Written problem: Sort through the data and copy the lines holding the word "organized".

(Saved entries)
_____
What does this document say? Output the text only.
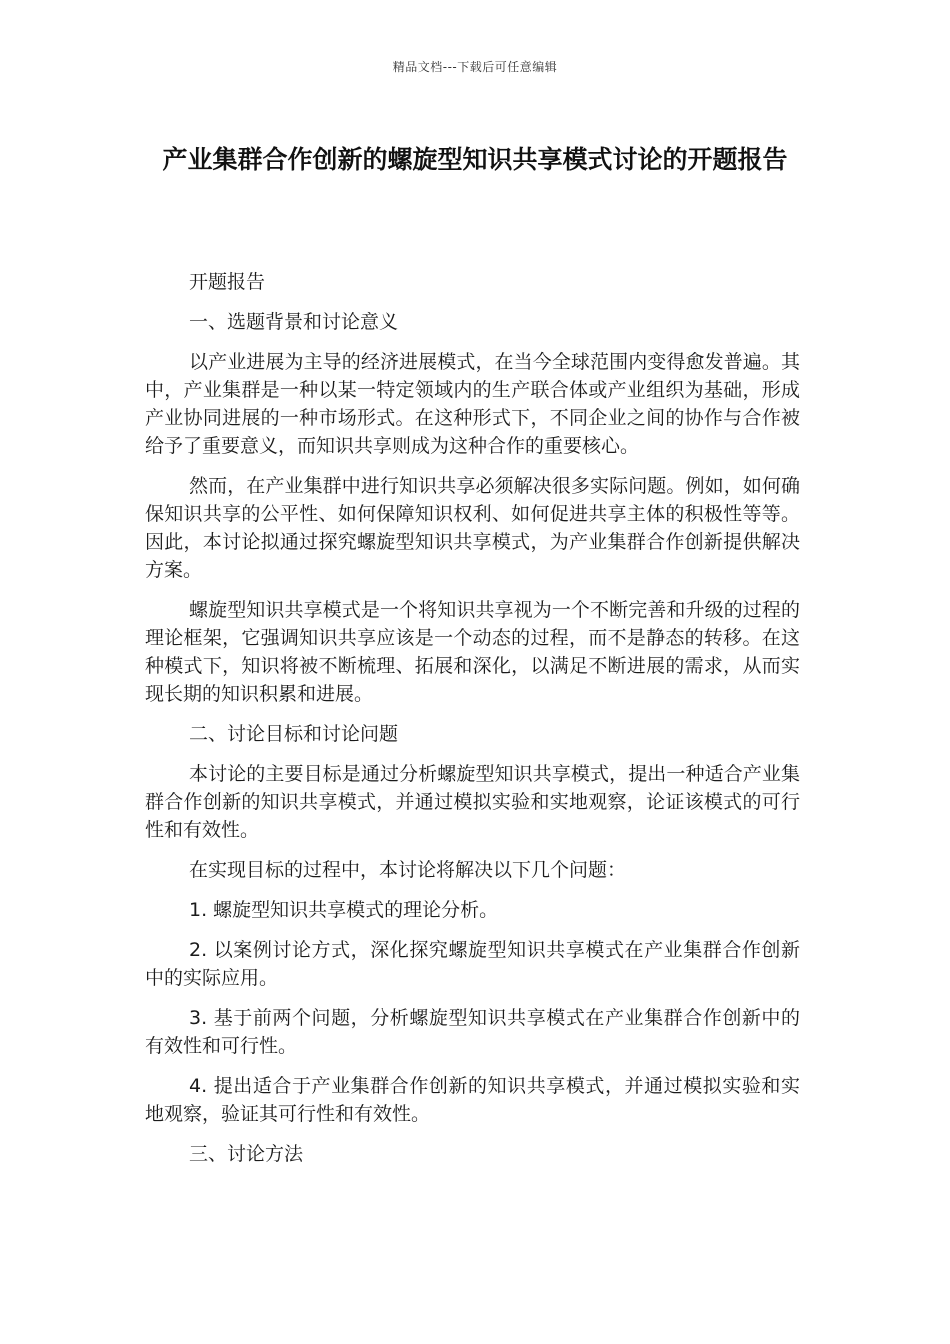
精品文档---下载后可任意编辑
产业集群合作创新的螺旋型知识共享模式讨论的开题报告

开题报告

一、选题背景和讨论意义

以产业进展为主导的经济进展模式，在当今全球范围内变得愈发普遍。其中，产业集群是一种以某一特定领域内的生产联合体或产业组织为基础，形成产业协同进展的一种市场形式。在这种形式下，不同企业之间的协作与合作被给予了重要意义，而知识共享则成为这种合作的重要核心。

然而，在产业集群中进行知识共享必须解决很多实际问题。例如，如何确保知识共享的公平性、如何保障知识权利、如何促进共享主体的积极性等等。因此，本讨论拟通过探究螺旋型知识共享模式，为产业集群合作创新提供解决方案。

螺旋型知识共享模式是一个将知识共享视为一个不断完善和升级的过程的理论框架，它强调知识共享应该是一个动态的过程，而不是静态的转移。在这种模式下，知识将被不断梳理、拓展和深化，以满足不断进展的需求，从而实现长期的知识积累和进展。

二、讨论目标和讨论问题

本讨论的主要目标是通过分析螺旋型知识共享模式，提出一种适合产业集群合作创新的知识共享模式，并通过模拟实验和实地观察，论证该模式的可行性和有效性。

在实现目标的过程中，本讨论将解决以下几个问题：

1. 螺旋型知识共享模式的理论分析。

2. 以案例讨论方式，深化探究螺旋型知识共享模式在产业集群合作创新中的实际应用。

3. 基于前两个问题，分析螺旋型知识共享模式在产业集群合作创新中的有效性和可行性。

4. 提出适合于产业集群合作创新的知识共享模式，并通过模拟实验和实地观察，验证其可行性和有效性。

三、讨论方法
_____
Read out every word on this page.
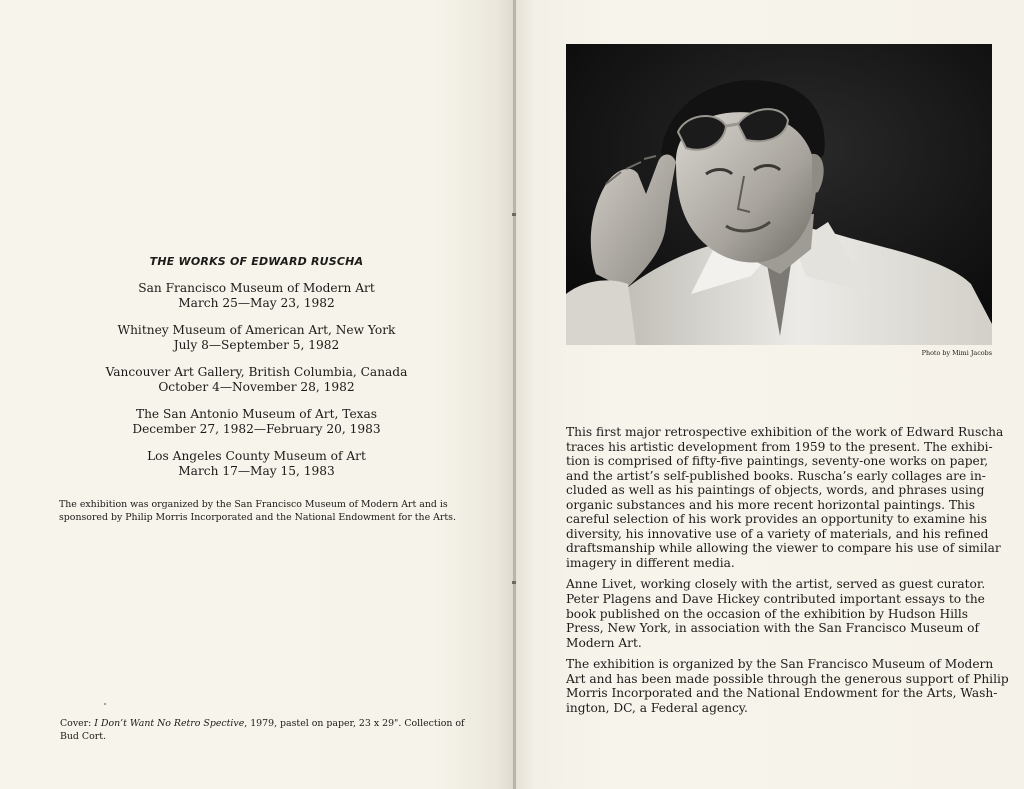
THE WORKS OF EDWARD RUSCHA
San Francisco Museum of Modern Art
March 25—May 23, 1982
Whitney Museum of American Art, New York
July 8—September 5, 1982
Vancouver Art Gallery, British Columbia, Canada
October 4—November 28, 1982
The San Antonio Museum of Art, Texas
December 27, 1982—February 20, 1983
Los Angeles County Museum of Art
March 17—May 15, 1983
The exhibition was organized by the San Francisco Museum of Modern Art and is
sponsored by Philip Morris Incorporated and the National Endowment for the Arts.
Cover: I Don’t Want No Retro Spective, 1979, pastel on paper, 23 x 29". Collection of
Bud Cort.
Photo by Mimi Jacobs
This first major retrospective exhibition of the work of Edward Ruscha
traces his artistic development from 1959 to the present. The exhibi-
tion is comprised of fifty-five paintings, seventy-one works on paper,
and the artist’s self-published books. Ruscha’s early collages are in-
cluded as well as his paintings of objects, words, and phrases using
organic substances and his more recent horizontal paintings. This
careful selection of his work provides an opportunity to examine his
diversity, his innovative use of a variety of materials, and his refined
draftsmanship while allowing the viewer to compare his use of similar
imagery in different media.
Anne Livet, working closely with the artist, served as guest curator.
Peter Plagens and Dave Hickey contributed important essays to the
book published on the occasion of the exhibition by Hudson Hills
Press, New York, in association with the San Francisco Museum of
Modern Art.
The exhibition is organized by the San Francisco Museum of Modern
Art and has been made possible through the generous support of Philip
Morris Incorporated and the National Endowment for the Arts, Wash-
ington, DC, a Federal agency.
_____
Written reply:
The exhibition was organized by the San Francisco Museum of Modern Art and is
The exhibition is organized by the San Francisco Museum of Modern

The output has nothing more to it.